Do any lines in the data below contain "қатаң"? If so, copy every one of them.

==*==

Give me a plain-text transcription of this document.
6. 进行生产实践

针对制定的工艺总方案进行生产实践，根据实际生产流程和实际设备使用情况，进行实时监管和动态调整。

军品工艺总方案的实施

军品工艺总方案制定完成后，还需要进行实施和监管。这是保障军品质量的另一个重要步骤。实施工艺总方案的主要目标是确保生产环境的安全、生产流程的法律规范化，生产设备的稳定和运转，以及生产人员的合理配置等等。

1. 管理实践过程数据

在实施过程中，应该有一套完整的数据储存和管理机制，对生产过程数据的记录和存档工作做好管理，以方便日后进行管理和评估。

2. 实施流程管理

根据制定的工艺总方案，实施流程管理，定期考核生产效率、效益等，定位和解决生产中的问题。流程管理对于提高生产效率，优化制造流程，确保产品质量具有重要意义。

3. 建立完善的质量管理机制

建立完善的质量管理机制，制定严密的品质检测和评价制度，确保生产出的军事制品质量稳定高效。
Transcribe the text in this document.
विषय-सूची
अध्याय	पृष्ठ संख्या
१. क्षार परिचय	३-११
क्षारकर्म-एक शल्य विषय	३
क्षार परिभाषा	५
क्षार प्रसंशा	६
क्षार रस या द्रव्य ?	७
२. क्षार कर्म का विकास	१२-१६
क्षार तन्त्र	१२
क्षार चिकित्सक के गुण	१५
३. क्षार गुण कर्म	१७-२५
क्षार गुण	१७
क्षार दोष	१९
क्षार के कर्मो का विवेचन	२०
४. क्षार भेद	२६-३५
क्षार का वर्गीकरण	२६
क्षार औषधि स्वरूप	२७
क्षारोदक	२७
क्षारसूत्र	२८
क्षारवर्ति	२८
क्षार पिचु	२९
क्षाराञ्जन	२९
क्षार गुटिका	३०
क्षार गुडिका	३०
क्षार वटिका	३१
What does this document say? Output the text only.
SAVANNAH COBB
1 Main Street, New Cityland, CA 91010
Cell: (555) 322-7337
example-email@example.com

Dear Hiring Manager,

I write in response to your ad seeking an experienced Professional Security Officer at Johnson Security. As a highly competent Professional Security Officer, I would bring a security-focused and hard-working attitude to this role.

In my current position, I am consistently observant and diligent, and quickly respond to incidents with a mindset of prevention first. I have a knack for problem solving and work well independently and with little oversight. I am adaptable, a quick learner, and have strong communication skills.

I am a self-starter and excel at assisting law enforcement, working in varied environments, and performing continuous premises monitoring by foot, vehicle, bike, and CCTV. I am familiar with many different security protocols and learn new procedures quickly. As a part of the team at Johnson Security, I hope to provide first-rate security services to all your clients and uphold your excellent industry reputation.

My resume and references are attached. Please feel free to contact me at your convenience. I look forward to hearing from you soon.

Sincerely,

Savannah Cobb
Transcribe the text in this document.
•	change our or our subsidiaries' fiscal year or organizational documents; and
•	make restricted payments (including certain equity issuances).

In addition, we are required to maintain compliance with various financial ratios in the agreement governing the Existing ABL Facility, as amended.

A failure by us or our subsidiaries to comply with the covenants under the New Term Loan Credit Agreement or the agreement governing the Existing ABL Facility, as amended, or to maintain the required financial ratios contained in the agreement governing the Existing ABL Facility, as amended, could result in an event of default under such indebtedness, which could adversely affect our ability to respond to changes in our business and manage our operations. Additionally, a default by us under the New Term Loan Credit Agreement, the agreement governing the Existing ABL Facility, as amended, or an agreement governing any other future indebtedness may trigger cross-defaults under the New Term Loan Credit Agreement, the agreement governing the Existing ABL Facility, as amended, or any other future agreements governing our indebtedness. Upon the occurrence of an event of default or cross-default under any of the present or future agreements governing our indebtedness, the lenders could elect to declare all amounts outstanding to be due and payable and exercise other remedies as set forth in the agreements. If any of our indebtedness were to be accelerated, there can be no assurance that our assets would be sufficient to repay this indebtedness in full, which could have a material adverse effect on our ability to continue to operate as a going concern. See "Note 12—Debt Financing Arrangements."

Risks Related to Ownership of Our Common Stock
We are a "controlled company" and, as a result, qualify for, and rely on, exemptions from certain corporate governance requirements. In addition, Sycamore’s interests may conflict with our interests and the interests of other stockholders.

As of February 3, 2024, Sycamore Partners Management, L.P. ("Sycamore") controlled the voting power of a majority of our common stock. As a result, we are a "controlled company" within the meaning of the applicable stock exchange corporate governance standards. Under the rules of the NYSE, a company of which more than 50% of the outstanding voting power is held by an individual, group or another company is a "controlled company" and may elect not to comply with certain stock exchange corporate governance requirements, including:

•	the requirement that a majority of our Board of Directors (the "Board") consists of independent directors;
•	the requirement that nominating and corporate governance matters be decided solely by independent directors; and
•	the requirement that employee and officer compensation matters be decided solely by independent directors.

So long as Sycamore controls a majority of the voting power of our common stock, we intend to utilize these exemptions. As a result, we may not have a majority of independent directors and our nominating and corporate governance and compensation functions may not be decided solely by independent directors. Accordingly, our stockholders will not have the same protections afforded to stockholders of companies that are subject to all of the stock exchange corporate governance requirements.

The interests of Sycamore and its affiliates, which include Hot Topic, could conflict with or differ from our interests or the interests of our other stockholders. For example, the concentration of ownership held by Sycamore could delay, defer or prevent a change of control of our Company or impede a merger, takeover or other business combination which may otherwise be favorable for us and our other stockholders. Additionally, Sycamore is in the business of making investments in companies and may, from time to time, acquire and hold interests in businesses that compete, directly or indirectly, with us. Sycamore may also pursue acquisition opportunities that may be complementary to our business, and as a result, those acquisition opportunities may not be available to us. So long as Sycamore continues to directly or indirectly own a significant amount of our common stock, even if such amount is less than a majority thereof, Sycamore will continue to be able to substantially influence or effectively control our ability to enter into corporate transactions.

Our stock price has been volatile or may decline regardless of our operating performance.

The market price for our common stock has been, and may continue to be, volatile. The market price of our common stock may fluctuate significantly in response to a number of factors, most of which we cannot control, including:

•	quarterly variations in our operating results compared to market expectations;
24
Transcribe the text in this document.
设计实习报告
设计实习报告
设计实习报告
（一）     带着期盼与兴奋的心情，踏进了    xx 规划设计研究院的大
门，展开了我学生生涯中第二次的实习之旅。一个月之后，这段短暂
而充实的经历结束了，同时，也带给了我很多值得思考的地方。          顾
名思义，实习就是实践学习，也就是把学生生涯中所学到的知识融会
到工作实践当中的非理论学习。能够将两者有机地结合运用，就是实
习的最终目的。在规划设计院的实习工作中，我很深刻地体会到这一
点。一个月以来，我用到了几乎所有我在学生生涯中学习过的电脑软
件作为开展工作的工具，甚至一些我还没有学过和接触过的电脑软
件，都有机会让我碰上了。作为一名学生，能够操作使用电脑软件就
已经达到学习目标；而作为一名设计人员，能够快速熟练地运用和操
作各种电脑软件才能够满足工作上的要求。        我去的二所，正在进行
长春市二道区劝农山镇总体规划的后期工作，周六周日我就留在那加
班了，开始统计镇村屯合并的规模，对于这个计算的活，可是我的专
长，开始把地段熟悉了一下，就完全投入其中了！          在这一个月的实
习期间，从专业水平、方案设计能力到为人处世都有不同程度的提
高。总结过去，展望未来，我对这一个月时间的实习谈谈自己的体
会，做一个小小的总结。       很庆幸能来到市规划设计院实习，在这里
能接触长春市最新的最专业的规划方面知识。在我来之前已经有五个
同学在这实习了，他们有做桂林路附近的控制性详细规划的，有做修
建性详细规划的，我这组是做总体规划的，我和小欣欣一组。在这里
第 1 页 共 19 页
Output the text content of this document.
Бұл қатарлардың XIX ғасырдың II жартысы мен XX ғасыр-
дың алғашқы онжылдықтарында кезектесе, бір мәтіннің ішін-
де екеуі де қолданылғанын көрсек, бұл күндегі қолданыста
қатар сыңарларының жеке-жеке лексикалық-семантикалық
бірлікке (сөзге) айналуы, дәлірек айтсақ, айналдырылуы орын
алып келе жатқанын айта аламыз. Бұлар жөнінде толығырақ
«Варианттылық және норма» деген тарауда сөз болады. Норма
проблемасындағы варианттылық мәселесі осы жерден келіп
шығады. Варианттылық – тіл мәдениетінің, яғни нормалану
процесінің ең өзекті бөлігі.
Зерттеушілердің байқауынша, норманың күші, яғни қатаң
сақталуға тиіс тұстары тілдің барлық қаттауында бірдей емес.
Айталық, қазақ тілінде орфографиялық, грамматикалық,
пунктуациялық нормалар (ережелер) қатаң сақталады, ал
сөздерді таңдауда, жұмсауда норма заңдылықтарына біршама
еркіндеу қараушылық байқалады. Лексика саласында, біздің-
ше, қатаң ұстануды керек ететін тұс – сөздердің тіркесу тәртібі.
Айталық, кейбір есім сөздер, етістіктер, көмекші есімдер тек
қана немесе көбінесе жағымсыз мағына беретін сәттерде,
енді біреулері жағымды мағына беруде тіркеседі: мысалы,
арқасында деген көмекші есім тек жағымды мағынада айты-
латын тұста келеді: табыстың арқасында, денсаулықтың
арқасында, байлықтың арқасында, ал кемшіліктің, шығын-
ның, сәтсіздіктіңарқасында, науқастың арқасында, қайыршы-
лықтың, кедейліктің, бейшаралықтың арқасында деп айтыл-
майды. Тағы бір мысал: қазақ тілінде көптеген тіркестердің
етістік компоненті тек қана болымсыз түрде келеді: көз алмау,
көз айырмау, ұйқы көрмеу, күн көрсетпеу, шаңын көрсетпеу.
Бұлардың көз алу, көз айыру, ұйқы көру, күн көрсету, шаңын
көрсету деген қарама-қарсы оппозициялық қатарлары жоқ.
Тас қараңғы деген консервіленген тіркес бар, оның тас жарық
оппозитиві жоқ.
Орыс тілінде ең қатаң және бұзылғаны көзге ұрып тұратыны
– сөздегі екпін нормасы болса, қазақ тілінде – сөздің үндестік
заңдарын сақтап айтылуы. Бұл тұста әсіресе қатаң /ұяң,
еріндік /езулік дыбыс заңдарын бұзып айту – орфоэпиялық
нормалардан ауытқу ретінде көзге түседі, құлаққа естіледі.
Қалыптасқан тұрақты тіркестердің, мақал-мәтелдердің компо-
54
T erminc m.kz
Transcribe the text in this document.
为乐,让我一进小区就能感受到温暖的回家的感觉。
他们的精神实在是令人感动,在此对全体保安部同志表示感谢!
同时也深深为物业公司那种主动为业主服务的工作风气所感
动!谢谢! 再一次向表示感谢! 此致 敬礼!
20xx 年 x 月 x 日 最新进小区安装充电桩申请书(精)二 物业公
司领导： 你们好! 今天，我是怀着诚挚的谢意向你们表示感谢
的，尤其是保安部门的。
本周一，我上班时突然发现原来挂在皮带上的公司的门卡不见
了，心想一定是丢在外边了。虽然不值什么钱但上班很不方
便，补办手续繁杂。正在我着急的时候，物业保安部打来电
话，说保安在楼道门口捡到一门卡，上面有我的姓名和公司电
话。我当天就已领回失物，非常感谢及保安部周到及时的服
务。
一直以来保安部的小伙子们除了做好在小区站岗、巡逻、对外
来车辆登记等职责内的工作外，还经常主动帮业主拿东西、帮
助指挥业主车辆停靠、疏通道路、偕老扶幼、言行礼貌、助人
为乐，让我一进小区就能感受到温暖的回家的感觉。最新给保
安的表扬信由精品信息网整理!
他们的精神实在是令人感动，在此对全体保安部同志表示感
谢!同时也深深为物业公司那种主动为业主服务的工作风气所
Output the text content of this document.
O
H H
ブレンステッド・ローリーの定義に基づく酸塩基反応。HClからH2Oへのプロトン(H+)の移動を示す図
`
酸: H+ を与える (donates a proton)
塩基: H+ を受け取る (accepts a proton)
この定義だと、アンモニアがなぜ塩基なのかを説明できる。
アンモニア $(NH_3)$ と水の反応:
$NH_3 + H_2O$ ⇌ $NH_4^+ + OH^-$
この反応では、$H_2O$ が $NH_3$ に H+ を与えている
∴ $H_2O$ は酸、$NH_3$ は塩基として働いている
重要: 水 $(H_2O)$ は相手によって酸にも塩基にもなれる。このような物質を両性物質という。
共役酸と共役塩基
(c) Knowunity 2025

==*==

# WRITTEN SOLUTION:
Зерттеушілердің байқауынша, норманың күші, яғни қатаң
пунктуациялық нормалар (ережелер) қатаң сақталады, ал
ше, қатаң ұстануды керек ететін тұс – сөздердің тіркесу тәртібі.
Орыс тілінде ең қатаң және бұзылғаны көзге ұрып тұратыны
заңдарын сақтап айтылуы. Бұл тұста әсіресе қатаң /ұяң,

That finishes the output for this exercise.